[Stored data]
++++++++
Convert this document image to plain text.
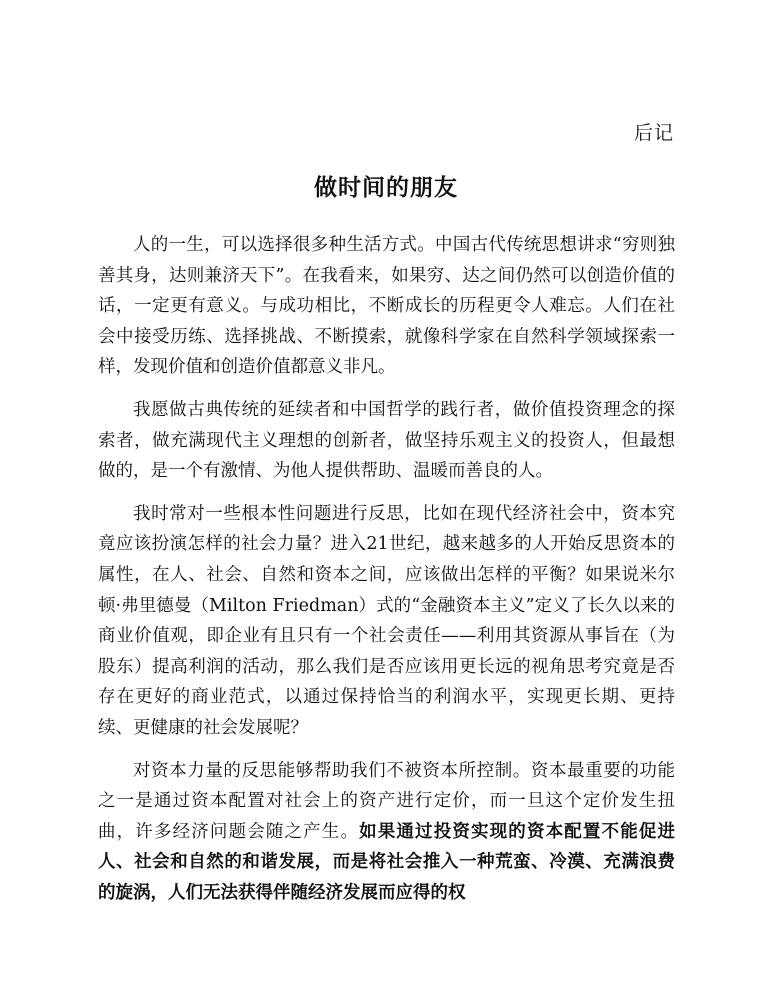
后记
做时间的朋友

人的一生，可以选择很多种生活方式。中国古代传统思想讲求“穷则独善其身，达则兼济天下”。在我看来，如果穷、达之间仍然可以创造价值的话，一定更有意义。与成功相比，不断成长的历程更令人难忘。人们在社会中接受历练、选择挑战、不断摸索，就像科学家在自然科学领域探索一样，发现价值和创造价值都意义非凡。

我愿做古典传统的延续者和中国哲学的践行者，做价值投资理念的探索者，做充满现代主义理想的创新者，做坚持乐观主义的投资人，但最想做的，是一个有激情、为他人提供帮助、温暖而善良的人。

我时常对一些根本性问题进行反思，比如在现代经济社会中，资本究竟应该扮演怎样的社会力量？进入21世纪，越来越多的人开始反思资本的属性，在人、社会、自然和资本之间，应该做出怎样的平衡？如果说米尔顿·弗里德曼（Milton Friedman）式的“金融资本主义”定义了长久以来的商业价值观，即企业有且只有一个社会责任——利用其资源从事旨在（为股东）提高利润的活动，那么我们是否应该用更长远的视角思考究竟是否存在更好的商业范式，以通过保持恰当的利润水平，实现更长期、更持续、更健康的社会发展呢？

对资本力量的反思能够帮助我们不被资本所控制。资本最重要的功能之一是通过资本配置对社会上的资产进行定价，而一旦这个定价发生扭曲，许多经济问题会随之产生。如果通过投资实现的资本配置不能促进人、社会和自然的和谐发展，而是将社会推入一种荒蛮、冷漠、充满浪费的旋涡，人们无法获得伴随经济发展而应得的权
++++++++
◆ **GIVEN INSTRUCTION**: Retype each entry precisely. Skip images entirely.

◆ **RESULT OF THIS TASK**:
Convert this document image to plain text.
后记
做时间的朋友

人的一生，可以选择很多种生活方式。中国古代传统思想讲求“穷则独善其身，达则兼济天下”。在我看来，如果穷、达之间仍然可以创造价值的话，一定更有意义。与成功相比，不断成长的历程更令人难忘。人们在社会中接受历练、选择挑战、不断摸索，就像科学家在自然科学领域探索一样，发现价值和创造价值都意义非凡。

我愿做古典传统的延续者和中国哲学的践行者，做价值投资理念的探索者，做充满现代主义理想的创新者，做坚持乐观主义的投资人，但最想做的，是一个有激情、为他人提供帮助、温暖而善良的人。

我时常对一些根本性问题进行反思，比如在现代经济社会中，资本究竟应该扮演怎样的社会力量？进入21世纪，越来越多的人开始反思资本的属性，在人、社会、自然和资本之间，应该做出怎样的平衡？如果说米尔顿·弗里德曼（Milton Friedman）式的“金融资本主义”定义了长久以来的商业价值观，即企业有且只有一个社会责任——利用其资源从事旨在（为股东）提高利润的活动，那么我们是否应该用更长远的视角思考究竟是否存在更好的商业范式，以通过保持恰当的利润水平，实现更长期、更持续、更健康的社会发展呢？

对资本力量的反思能够帮助我们不被资本所控制。资本最重要的功能之一是通过资本配置对社会上的资产进行定价，而一旦这个定价发生扭曲，许多经济问题会随之产生。如果通过投资实现的资本配置不能促进人、社会和自然的和谐发展，而是将社会推入一种荒蛮、冷漠、充满浪费的旋涡，人们无法获得伴随经济发展而应得的权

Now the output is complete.